_Passage_
○ ○ ○ ○ ○

Influence is something Kellita takes great accountability in giving credit to for how she navigates through life. As an infant, her mother and siblings made the big move from Chicago to Oakland, California. Smith’s childhood was already marked as impactful, as her mother enrolled her brother and Smith in the Oakland Community Learning Center, founded by the Black Panther Party.

Not many children can say they had the opportunity to flourish and create connections with prominent social justice leaders like Angela Davis, Erica Huggins, Elaine Brown and Gwendolyn Newton, wife of Huey P. Newton, who Smith interviewed at just the age of 8-years-old.

“It [The Bernie Mac Show] was the best thing I could’ve ever done. I’m so grateful that I know it has more to do with a bigger source, which I’m going to say is God that put this all together. It was groundbreaking and made a difference in television today.”

These notable figures and their inspirational anecdotes, or beliefs in general, would guide Smith into the direction of becoming a lawyer, with the goal of shifting the justice system and its broken due process of law toward black men who are unjustly incarcerated. However, love and seeking a sense of purpose carved other plans. “I started acting when I was about 20. I was actually engaged to an NBA player, we grew up as children in the inner city, we were together since we were 12 and I was about being about his dream. I had worked several jobs, nine to five jobs, and I got fired from all of them [laughs]. I  wasn’t cut out for that. I realized after we had a rip in our relationship, I needed to let him live his dream. We’re too young to negotiate what it means to be married or committed, but he showed me how to have a dream. In order to be disciplined, you would make the dream manifest. So, what I decided to do was find out what it was that I wanted to do. I took an acting class, and I was terrible, I was awful. But I had a feeling that I recognized in him, he showed me so many things that now that I’m older I get the value of our connection. So with that, I decided this was it. I connected to passion. Passion was a word that I read, passion was something I knew the definition of and that I knew the feeling. Acting gave me a feeling of passion, and I never looked back. It’s been 27 years now.”

 

With that 27 years in the industry, Smith has accommodated a number of keynote moments within her career. As the first African-American lead to star in a Syfy Network series with  Z Nation (2014-2018), the post-apocalyptic comedy-drama series, Smith uses the accomplishment to push for the expansion of much-needed representation in Hollywood. “The most challenging thing in life is to trust that I belong in this business. I would say what would fall underneath that is being the only African-American on an all-white cast. Especially during the time of where we are. I’m still having to fight ideas from our history, and things that are taught from most people’s parents or culture. Culturally, it hasn’t been accepted, an African-American female being the lead of anything, let alone a group of white people. The wonderful thing is the executive producer who didn’t look at any of that. What he saw was strength, ability, I did my own stunts, I could fight, I did the work, that’s what he saw.  He recognized that I could do the work to be in this position where other people dismissed that because of their teachings. It was very challenging at times on a daily to push forward, but I knew it was bigger than me. I could just not invest in their story, the story is bigger than me and we have to do it. So the women today that are leads of networks today, African-American leads, know that they go home at times and they cry because it’s more work than you think and we’re not showing you that. We’re women, keep pushing forward.”

○ ○ ○ ○ ○

_Records for processing_

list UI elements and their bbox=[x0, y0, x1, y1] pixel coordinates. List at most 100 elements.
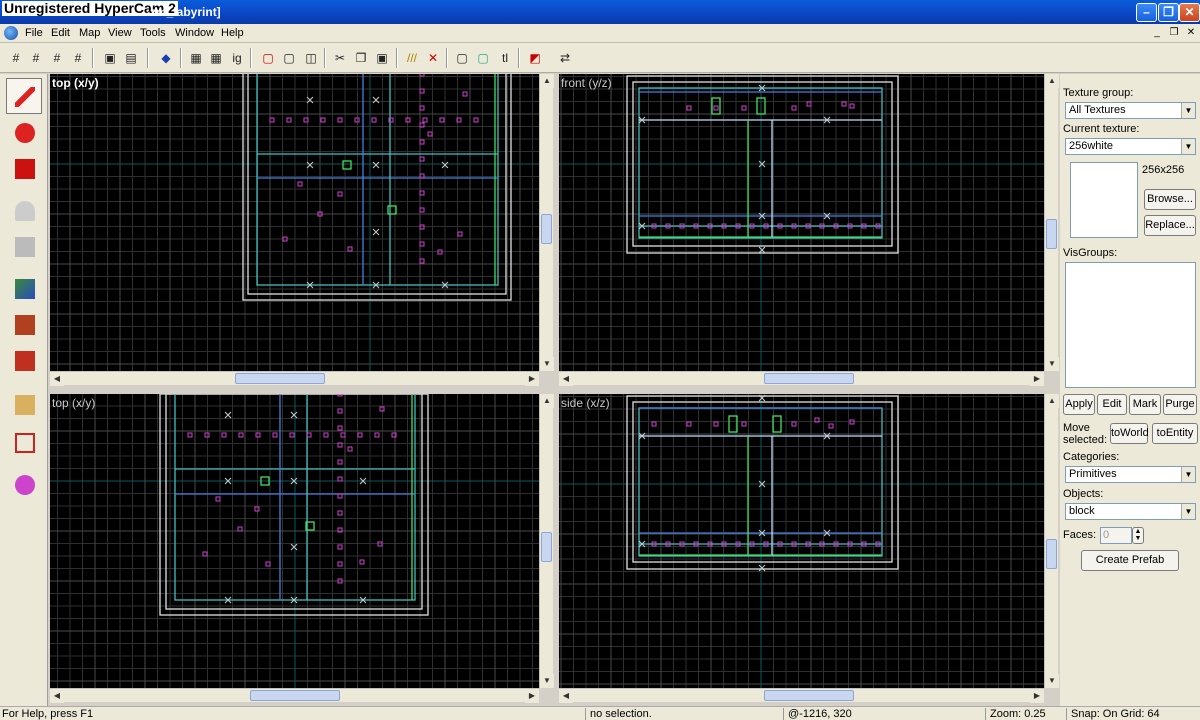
minimize-button[interactable]: – bbox=[1136, 3, 1157, 22]
carve-icon[interactable]: ◆ bbox=[156, 48, 176, 68]
grid-3d-icon[interactable]: # bbox=[26, 48, 46, 68]
purge-button[interactable]: Purge bbox=[1163, 394, 1197, 415]
viewport-top-xy-2[interactable]: top (x/y) bbox=[50, 394, 539, 688]
vertical-scrollbar[interactable]: ▲ ▼ bbox=[1044, 74, 1059, 371]
show-all-icon[interactable]: ig bbox=[227, 48, 247, 68]
texture-scale-lock-icon[interactable]: ▢ bbox=[279, 48, 299, 68]
cordon-icon[interactable]: ◫ bbox=[301, 48, 321, 68]
app-logo-icon[interactable] bbox=[4, 26, 18, 40]
mdi-minimize-icon[interactable]: _ bbox=[1150, 27, 1164, 39]
decal-tool[interactable] bbox=[6, 342, 42, 378]
run-map-icon[interactable]: /// bbox=[402, 48, 422, 68]
select-face-icon[interactable]: ▢ bbox=[473, 48, 493, 68]
menu-tools[interactable]: Tools bbox=[140, 27, 166, 39]
grid-toggle-icon[interactable]: # bbox=[6, 48, 26, 68]
decal-icon bbox=[15, 351, 35, 371]
paste-icon[interactable]: ▣ bbox=[372, 48, 392, 68]
texture-application-tool[interactable] bbox=[6, 270, 42, 306]
viewport-label: side (x/z) bbox=[561, 396, 610, 410]
copy-icon[interactable]: ❐ bbox=[351, 48, 371, 68]
browse-button[interactable]: Browse... bbox=[1144, 189, 1196, 210]
viewport-grid bbox=[50, 394, 539, 688]
viewport-grid bbox=[50, 74, 539, 371]
viewport-front-yz[interactable]: front (y/z) bbox=[559, 74, 1044, 371]
texture-lock-icon[interactable]: ▢ bbox=[258, 48, 278, 68]
faces-field[interactable]: 0 bbox=[1100, 527, 1132, 544]
menu-file[interactable]: File bbox=[25, 27, 43, 39]
status-zoom: Zoom: 0.25 bbox=[985, 708, 1046, 720]
menu-window[interactable]: Window bbox=[175, 27, 214, 39]
clipping-icon bbox=[15, 395, 35, 415]
mdi-restore-icon[interactable]: ❐ bbox=[1167, 27, 1181, 39]
texture-cube-icon bbox=[15, 279, 35, 299]
entity-tool[interactable] bbox=[6, 192, 42, 228]
current-texture-select[interactable]: 256white ▼ bbox=[1065, 138, 1196, 155]
cut-icon[interactable]: ✂ bbox=[330, 48, 350, 68]
camera-tool[interactable] bbox=[6, 150, 42, 186]
compile-icon[interactable]: ◩ bbox=[525, 48, 545, 68]
tool-palette bbox=[0, 74, 48, 706]
ungroup-icon[interactable]: ▤ bbox=[121, 48, 141, 68]
vertex-tool[interactable] bbox=[6, 424, 42, 460]
texture-size: 256x256 bbox=[1142, 164, 1185, 176]
grid-smaller-icon[interactable]: # bbox=[47, 48, 67, 68]
entity-icon bbox=[15, 201, 35, 221]
clipping-tool[interactable] bbox=[6, 386, 42, 422]
prefab-icon[interactable]: ⇄ bbox=[555, 48, 575, 68]
apply-texture-tool[interactable] bbox=[6, 306, 42, 342]
horizontal-scrollbar[interactable]: ◀ ▶ bbox=[559, 688, 1044, 703]
apply-button[interactable]: Apply bbox=[1063, 394, 1095, 415]
vertical-scrollbar[interactable]: ▲ ▼ bbox=[1044, 394, 1059, 688]
window-title: zm_labyrint] bbox=[150, 5, 221, 19]
objects-select[interactable]: block ▼ bbox=[1065, 503, 1196, 520]
check-problems-icon[interactable]: ✕ bbox=[423, 48, 443, 68]
viewport-label: top (x/y) bbox=[52, 396, 96, 410]
visgroups-label: VisGroups: bbox=[1063, 247, 1118, 259]
create-prefab-button[interactable]: Create Prefab bbox=[1081, 550, 1179, 571]
toggle-labels-icon[interactable]: tl bbox=[495, 48, 515, 68]
texture-preview bbox=[1070, 162, 1138, 238]
to-entity-button[interactable]: toEntity bbox=[1152, 423, 1198, 444]
title-bar: Unregistered HyperCam 2 zm_labyrint] – ❐… bbox=[0, 0, 1200, 24]
group-icon[interactable]: ▣ bbox=[100, 48, 120, 68]
vertical-scrollbar[interactable]: ▲ ▼ bbox=[539, 394, 554, 688]
close-button[interactable]: ✕ bbox=[1179, 3, 1200, 22]
objects-label: Objects: bbox=[1063, 488, 1104, 500]
chevron-down-icon: ▼ bbox=[1181, 467, 1195, 482]
path-tool[interactable] bbox=[6, 466, 42, 502]
hide-selected-icon[interactable]: ▦ bbox=[186, 48, 206, 68]
to-world-button[interactable]: toWorld bbox=[1110, 423, 1149, 444]
status-selection: no selection. bbox=[585, 708, 652, 720]
camera-icon bbox=[15, 159, 35, 179]
grid-larger-icon[interactable]: # bbox=[68, 48, 88, 68]
horizontal-scrollbar[interactable]: ◀ ▶ bbox=[50, 688, 539, 703]
texture-group-select[interactable]: All Textures ▼ bbox=[1065, 102, 1196, 119]
viewport-label: front (y/z) bbox=[561, 76, 612, 90]
arrow-pointer-icon bbox=[15, 87, 35, 107]
hide-unselected-icon[interactable]: ▦ bbox=[206, 48, 226, 68]
visgroups-list[interactable] bbox=[1065, 262, 1196, 388]
categories-select[interactable]: Primitives ▼ bbox=[1065, 466, 1196, 483]
menu-edit[interactable]: Edit bbox=[51, 27, 70, 39]
viewport-side-xz[interactable]: side (x/z) bbox=[559, 394, 1044, 688]
chevron-down-icon: ▼ bbox=[1181, 103, 1195, 118]
maximize-button[interactable]: ❐ bbox=[1158, 3, 1179, 22]
menu-map[interactable]: Map bbox=[79, 27, 100, 39]
vertical-scrollbar[interactable]: ▲ ▼ bbox=[539, 74, 554, 371]
mdi-close-icon[interactable]: ✕ bbox=[1184, 27, 1198, 39]
replace-button[interactable]: Replace... bbox=[1144, 215, 1196, 236]
edit-button[interactable]: Edit bbox=[1097, 394, 1127, 415]
mark-button[interactable]: Mark bbox=[1129, 394, 1161, 415]
horizontal-scrollbar[interactable]: ◀ ▶ bbox=[50, 371, 539, 386]
horizontal-scrollbar[interactable]: ◀ ▶ bbox=[559, 371, 1044, 386]
magnify-tool[interactable] bbox=[6, 114, 42, 150]
block-tool[interactable] bbox=[6, 228, 42, 264]
select-box-icon[interactable]: ▢ bbox=[452, 48, 472, 68]
selection-tool[interactable] bbox=[6, 78, 42, 114]
status-help: For Help, press F1 bbox=[2, 708, 94, 720]
menu-view[interactable]: View bbox=[108, 27, 132, 39]
menu-help[interactable]: Help bbox=[221, 27, 244, 39]
viewport-top-xy-1[interactable]: top (x/y) bbox=[50, 74, 539, 371]
faces-stepper[interactable]: ▲ ▼ bbox=[1132, 527, 1144, 544]
properties-panel: Texture group: All Textures ▼ Current tex… bbox=[1060, 74, 1200, 706]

○ ○ ○ ○ ○

_Problems to work on_
1. Name the prominent social justice leaders the passage says Smith had the chance to connect with as a child.
2. Reproduce the lines of the records starting at the line that contains "minimize-button[interactable]: – bbox=[1136, 3, 1157, 22]" and ending at the line that contains "copy-icon[interactable]: ❐ bbox=[351, 48, 371, 68]".

_Per-task outputs_
1.
Angela Davis
Erica Huggins
Elaine Brown
Gwendolyn Newton

2.
minimize-button[interactable]: – bbox=[1136, 3, 1157, 22]
carve-icon[interactable]: ◆ bbox=[156, 48, 176, 68]
grid-3d-icon[interactable]: # bbox=[26, 48, 46, 68]
purge-button[interactable]: Purge bbox=[1163, 394, 1197, 415]
viewport-top-xy-2[interactable]: top (x/y) bbox=[50, 394, 539, 688]
vertical-scrollbar[interactable]: ▲ ▼ bbox=[1044, 74, 1059, 371]
show-all-icon[interactable]: ig bbox=[227, 48, 247, 68]
texture-scale-lock-icon[interactable]: ▢ bbox=[279, 48, 299, 68]
cordon-icon[interactable]: ◫ bbox=[301, 48, 321, 68]
app-logo-icon[interactable] bbox=[4, 26, 18, 40]
mdi-minimize-icon[interactable]: _ bbox=[1150, 27, 1164, 39]
decal-tool[interactable] bbox=[6, 342, 42, 378]
run-map-icon[interactable]: /// bbox=[402, 48, 422, 68]
select-face-icon[interactable]: ▢ bbox=[473, 48, 493, 68]
menu-tools[interactable]: Tools bbox=[140, 27, 166, 39]
grid-toggle-icon[interactable]: # bbox=[6, 48, 26, 68]
decal-icon bbox=[15, 351, 35, 371]
paste-icon[interactable]: ▣ bbox=[372, 48, 392, 68]
texture-application-tool[interactable] bbox=[6, 270, 42, 306]
viewport-label: side (x/z) bbox=[561, 396, 610, 410]
copy-icon[interactable]: ❐ bbox=[351, 48, 371, 68]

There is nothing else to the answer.